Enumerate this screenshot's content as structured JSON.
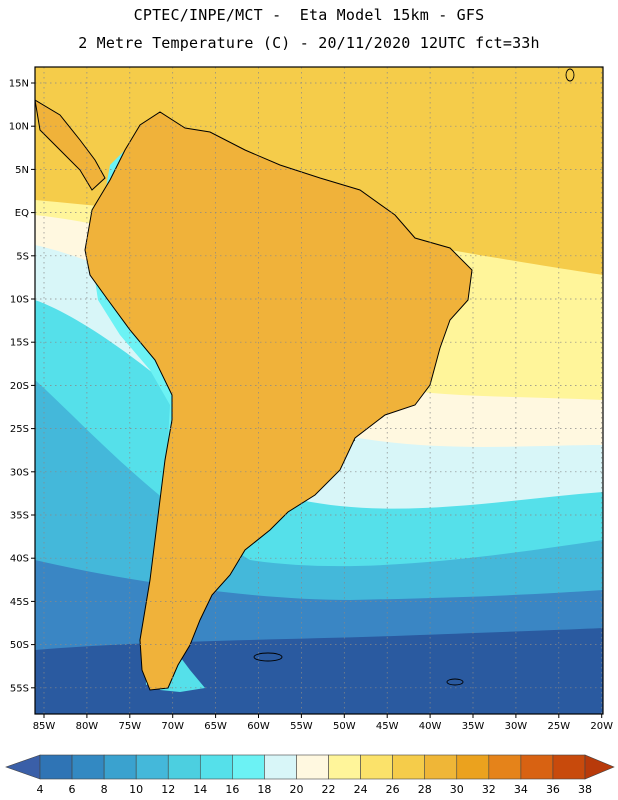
{
  "header": {
    "line1": "CPTEC/INPE/MCT -  Eta Model 15km - GFS",
    "line2": "2 Metre Temperature (C) - 20/11/2020 12UTC fct=33h"
  },
  "axes": {
    "lat_labels": [
      "15N",
      "10N",
      "5N",
      "EQ",
      "5S",
      "10S",
      "15S",
      "20S",
      "25S",
      "30S",
      "35S",
      "40S",
      "45S",
      "50S",
      "55S"
    ],
    "lon_labels": [
      "85W",
      "80W",
      "75W",
      "70W",
      "65W",
      "60W",
      "55W",
      "50W",
      "45W",
      "40W",
      "35W",
      "30W",
      "25W",
      "20W"
    ]
  },
  "colorbar": {
    "labels": [
      "4",
      "6",
      "8",
      "10",
      "12",
      "14",
      "16",
      "18",
      "20",
      "22",
      "24",
      "26",
      "28",
      "30",
      "32",
      "34",
      "36",
      "38"
    ],
    "colors": [
      "#3a5fa8",
      "#2f74b5",
      "#3389c2",
      "#3aa2cf",
      "#44b8da",
      "#4ccfe0",
      "#55e0ea",
      "#6cf2f4",
      "#d8f6f8",
      "#fff8e0",
      "#fff59a",
      "#fbe26a",
      "#f5cc4a",
      "#efb637",
      "#eba21e",
      "#e5831a",
      "#d86212",
      "#c84a0c",
      "#b83a0a"
    ]
  },
  "palette": {
    "ocean_far_south": "#2a5aa0",
    "ocean_south": "#3a86c4",
    "ocean_mid": "#44b8da",
    "ocean_cyan": "#55e0ea",
    "ocean_pale": "#d8f6f8",
    "ocean_cream": "#fff8e0",
    "ocean_yellow": "#fff59a",
    "ocean_warm": "#f5cc4a",
    "land_warm": "#f0b23a",
    "land_hot": "#d8641a",
    "andes_cold": "#6cf2f4"
  }
}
________________________
Using the material above, set down every line exactly, but skip the pictures.

> Task output:
Enumerate this screenshot's content as structured JSON.
{
  "header": {
    "line1": "CPTEC/INPE/MCT -  Eta Model 15km - GFS",
    "line2": "2 Metre Temperature (C) - 20/11/2020 12UTC fct=33h"
  },
  "axes": {
    "lat_labels": [
      "15N",
      "10N",
      "5N",
      "EQ",
      "5S",
      "10S",
      "15S",
      "20S",
      "25S",
      "30S",
      "35S",
      "40S",
      "45S",
      "50S",
      "55S"
    ],
    "lon_labels": [
      "85W",
      "80W",
      "75W",
      "70W",
      "65W",
      "60W",
      "55W",
      "50W",
      "45W",
      "40W",
      "35W",
      "30W",
      "25W",
      "20W"
    ]
  },
  "colorbar": {
    "labels": [
      "4",
      "6",
      "8",
      "10",
      "12",
      "14",
      "16",
      "18",
      "20",
      "22",
      "24",
      "26",
      "28",
      "30",
      "32",
      "34",
      "36",
      "38"
    ],
    "colors": [
      "#3a5fa8",
      "#2f74b5",
      "#3389c2",
      "#3aa2cf",
      "#44b8da",
      "#4ccfe0",
      "#55e0ea",
      "#6cf2f4",
      "#d8f6f8",
      "#fff8e0",
      "#fff59a",
      "#fbe26a",
      "#f5cc4a",
      "#efb637",
      "#eba21e",
      "#e5831a",
      "#d86212",
      "#c84a0c",
      "#b83a0a"
    ]
  },
  "palette": {
    "ocean_far_south": "#2a5aa0",
    "ocean_south": "#3a86c4",
    "ocean_mid": "#44b8da",
    "ocean_cyan": "#55e0ea",
    "ocean_pale": "#d8f6f8",
    "ocean_cream": "#fff8e0",
    "ocean_yellow": "#fff59a",
    "ocean_warm": "#f5cc4a",
    "land_warm": "#f0b23a",
    "land_hot": "#d8641a",
    "andes_cold": "#6cf2f4"
  }
}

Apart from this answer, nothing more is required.